# [Opdracht]
Geef aan uit welke eeuwen de afgedekte scheepswrakken stammen waarop volgens de tekst over de archeologische waardenkaart van Kampen in de IJsseldelta een verhoogde kans bestaat.

# [Geselecteerde tekst]
==*==

Uitsnede archeologische waardenkaart gemeente Kampen
Voor het plangebied geldt zowel een hoge, een middelmatige als een lage verwachtingswaarde.
Hoge verwachting, waarschijnlijk goede conservering (rood)
Hier kunnen archeologische resten liggen die afgedekt zijn door een minimaal 35 centimeter dikke conserverende laag (veendek, kleidek, stuifzand, afvallaag, plaggendek, etc.) en zijn daardoor waarschijnlijk goed geconserveerd.
Op 2 plaatsen aan de Stuurmansweg liggen terreinen van Hoge archeologische waarde (Monumentenkaart Overijssel).
Middelmatige verwachting (geel)
Hier kunnen archeologische resten liggen die afgedekt zijn door een minimaal 35 centimeter dikke conserverende laag (veendek, kleidek, stuifzand, afvallaag, plaggendek, etc.) en zijn daardoor waarschijnlijk goed geconserveerd. Nagenoeg het hele plangebied heeft een dergelijke verwachtingswaarde.
Lage verwachting (lichtgroen)
Hier kunnen archeologische resten liggen die afgedekt zijn door een minimaal 35 centimeter dikke conserverende laag (veendek, kleidek, stuifzand, afvallaag, plaggendek, etc.) en zijn daardoor waarschijnlijk goed geconserveerd. Voor de IJsseldelta geldt daarnaast een verhoogde kans op het aantreffen van goed geconserveerde afgedekte scheepswrakken uit de 11e tot en met de 18e eeuw. Onder meer de Zwolseweg hebben een dergelijke verwachting.

==*==

# [Gegevens]
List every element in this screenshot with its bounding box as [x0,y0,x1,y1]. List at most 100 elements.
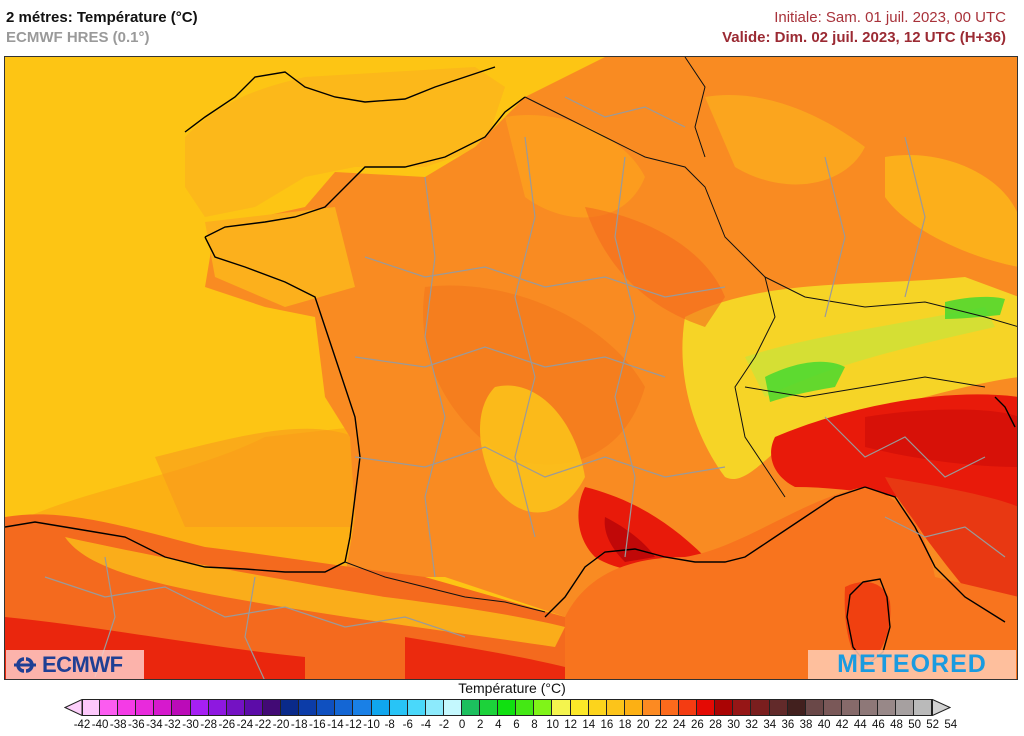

==*==

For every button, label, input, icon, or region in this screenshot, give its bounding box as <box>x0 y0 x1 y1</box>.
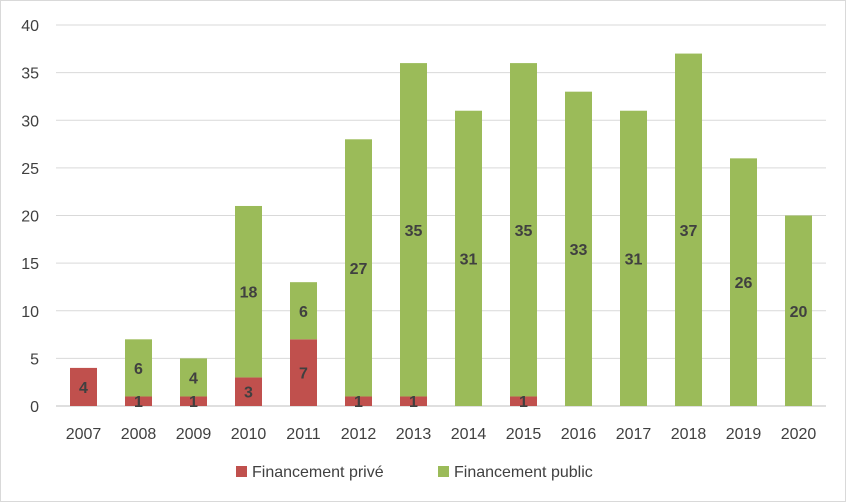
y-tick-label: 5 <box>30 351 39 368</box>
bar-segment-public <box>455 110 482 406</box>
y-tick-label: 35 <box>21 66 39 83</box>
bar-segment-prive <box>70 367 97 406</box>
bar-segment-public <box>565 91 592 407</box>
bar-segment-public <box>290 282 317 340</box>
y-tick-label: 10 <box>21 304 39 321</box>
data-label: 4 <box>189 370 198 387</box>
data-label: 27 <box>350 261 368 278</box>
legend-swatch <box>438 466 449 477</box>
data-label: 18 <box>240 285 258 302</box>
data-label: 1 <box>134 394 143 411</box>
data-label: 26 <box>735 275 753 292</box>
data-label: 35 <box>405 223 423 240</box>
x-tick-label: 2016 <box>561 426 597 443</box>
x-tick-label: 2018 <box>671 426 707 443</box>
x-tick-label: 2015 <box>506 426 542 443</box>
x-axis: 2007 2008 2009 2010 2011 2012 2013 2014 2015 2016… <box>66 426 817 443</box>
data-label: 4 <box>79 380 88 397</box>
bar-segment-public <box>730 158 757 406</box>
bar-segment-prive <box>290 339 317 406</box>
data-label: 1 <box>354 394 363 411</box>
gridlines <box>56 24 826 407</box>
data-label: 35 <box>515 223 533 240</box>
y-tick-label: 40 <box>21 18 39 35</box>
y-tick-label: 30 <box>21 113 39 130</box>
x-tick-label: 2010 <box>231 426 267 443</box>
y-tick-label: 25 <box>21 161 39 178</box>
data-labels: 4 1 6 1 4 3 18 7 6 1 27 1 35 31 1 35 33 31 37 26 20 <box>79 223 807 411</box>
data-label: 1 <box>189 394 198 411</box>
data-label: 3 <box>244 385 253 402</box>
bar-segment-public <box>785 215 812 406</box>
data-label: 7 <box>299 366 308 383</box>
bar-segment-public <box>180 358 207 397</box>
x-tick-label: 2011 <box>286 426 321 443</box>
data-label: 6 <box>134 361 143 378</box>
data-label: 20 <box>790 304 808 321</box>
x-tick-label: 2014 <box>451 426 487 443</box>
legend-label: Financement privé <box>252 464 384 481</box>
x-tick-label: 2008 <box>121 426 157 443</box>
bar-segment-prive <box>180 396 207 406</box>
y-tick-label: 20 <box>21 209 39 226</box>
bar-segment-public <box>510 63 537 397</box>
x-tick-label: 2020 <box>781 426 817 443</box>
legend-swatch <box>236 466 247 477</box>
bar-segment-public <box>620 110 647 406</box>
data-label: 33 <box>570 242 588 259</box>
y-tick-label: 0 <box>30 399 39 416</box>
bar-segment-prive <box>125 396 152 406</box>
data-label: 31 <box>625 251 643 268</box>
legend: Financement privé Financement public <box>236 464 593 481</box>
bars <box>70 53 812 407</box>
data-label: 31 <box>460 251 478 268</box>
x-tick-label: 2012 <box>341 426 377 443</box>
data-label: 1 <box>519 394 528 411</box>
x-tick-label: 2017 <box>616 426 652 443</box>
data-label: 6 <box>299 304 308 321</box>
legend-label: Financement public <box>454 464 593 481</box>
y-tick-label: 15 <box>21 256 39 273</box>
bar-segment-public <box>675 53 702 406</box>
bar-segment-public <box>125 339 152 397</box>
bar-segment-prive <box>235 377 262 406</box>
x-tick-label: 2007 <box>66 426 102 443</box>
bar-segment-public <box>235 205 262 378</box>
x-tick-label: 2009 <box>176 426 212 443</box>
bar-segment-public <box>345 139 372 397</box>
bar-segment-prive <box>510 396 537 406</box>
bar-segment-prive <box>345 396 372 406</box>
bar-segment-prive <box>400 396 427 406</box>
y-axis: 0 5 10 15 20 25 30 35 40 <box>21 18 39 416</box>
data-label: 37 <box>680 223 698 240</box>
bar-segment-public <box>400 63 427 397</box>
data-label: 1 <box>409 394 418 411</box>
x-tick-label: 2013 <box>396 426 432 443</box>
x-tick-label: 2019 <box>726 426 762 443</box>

==*==

# [Antwoord]
Uit de 11e tot en met de 18e eeuw.